OBJECTIVE:
Send back the entries below exactly as they appear.

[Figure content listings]

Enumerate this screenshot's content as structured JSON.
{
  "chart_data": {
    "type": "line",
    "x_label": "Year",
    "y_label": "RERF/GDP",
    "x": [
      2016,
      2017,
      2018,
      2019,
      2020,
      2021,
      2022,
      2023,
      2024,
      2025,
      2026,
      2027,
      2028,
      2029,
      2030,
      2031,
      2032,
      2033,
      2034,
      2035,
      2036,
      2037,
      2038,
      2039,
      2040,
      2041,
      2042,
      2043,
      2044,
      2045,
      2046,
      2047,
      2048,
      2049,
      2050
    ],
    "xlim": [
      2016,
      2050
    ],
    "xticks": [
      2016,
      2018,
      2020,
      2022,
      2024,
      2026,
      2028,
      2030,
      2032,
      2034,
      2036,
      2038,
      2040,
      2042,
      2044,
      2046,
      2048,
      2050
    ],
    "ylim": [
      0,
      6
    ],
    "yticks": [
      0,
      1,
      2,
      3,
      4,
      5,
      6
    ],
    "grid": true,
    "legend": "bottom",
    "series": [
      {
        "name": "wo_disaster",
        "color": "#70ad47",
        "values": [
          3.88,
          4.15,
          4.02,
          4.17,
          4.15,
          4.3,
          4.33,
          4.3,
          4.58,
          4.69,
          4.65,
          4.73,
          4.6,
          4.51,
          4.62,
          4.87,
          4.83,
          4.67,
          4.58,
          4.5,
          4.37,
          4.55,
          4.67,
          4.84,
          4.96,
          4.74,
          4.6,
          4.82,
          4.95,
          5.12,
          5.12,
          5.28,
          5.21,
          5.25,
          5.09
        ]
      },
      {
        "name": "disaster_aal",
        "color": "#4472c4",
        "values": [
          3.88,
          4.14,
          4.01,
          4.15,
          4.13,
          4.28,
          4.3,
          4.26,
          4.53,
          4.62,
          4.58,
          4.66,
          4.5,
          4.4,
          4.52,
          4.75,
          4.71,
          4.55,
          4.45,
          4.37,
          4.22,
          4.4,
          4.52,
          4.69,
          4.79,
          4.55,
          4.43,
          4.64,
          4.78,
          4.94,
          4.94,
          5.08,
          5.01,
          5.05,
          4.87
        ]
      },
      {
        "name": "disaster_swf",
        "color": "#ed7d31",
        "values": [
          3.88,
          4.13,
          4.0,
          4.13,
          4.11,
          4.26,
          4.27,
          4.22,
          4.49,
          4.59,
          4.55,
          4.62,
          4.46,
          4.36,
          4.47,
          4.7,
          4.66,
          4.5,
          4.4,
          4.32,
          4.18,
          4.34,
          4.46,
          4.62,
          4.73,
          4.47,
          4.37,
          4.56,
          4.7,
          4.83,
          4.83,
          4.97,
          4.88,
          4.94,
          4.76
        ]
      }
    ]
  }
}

EXPECTED OUTPUT:
Enumerate this screenshot's content as structured JSON.
{
  "chart_data": {
    "type": "line",
    "x_label": "Year",
    "y_label": "RERF/GDP",
    "x": [
      2016,
      2017,
      2018,
      2019,
      2020,
      2021,
      2022,
      2023,
      2024,
      2025,
      2026,
      2027,
      2028,
      2029,
      2030,
      2031,
      2032,
      2033,
      2034,
      2035,
      2036,
      2037,
      2038,
      2039,
      2040,
      2041,
      2042,
      2043,
      2044,
      2045,
      2046,
      2047,
      2048,
      2049,
      2050
    ],
    "xlim": [
      2016,
      2050
    ],
    "xticks": [
      2016,
      2018,
      2020,
      2022,
      2024,
      2026,
      2028,
      2030,
      2032,
      2034,
      2036,
      2038,
      2040,
      2042,
      2044,
      2046,
      2048,
      2050
    ],
    "ylim": [
      0,
      6
    ],
    "yticks": [
      0,
      1,
      2,
      3,
      4,
      5,
      6
    ],
    "grid": true,
    "legend": "bottom",
    "series": [
      {
        "name": "wo_disaster",
        "color": "#70ad47",
        "values": [
          3.88,
          4.15,
          4.02,
          4.17,
          4.15,
          4.3,
          4.33,
          4.3,
          4.58,
          4.69,
          4.65,
          4.73,
          4.6,
          4.51,
          4.62,
          4.87,
          4.83,
          4.67,
          4.58,
          4.5,
          4.37,
          4.55,
          4.67,
          4.84,
          4.96,
          4.74,
          4.6,
          4.82,
          4.95,
          5.12,
          5.12,
          5.28,
          5.21,
          5.25,
          5.09
        ]
      },
      {
        "name": "disaster_aal",
        "color": "#4472c4",
        "values": [
          3.88,
          4.14,
          4.01,
          4.15,
          4.13,
          4.28,
          4.3,
          4.26,
          4.53,
          4.62,
          4.58,
          4.66,
          4.5,
          4.4,
          4.52,
          4.75,
          4.71,
          4.55,
          4.45,
          4.37,
          4.22,
          4.4,
          4.52,
          4.69,
          4.79,
          4.55,
          4.43,
          4.64,
          4.78,
          4.94,
          4.94,
          5.08,
          5.01,
          5.05,
          4.87
        ]
      },
      {
        "name": "disaster_swf",
        "color": "#ed7d31",
        "values": [
          3.88,
          4.13,
          4.0,
          4.13,
          4.11,
          4.26,
          4.27,
          4.22,
          4.49,
          4.59,
          4.55,
          4.62,
          4.46,
          4.36,
          4.47,
          4.7,
          4.66,
          4.5,
          4.4,
          4.32,
          4.18,
          4.34,
          4.46,
          4.62,
          4.73,
          4.47,
          4.37,
          4.56,
          4.7,
          4.83,
          4.83,
          4.97,
          4.88,
          4.94,
          4.76
        ]
      }
    ]
  }
}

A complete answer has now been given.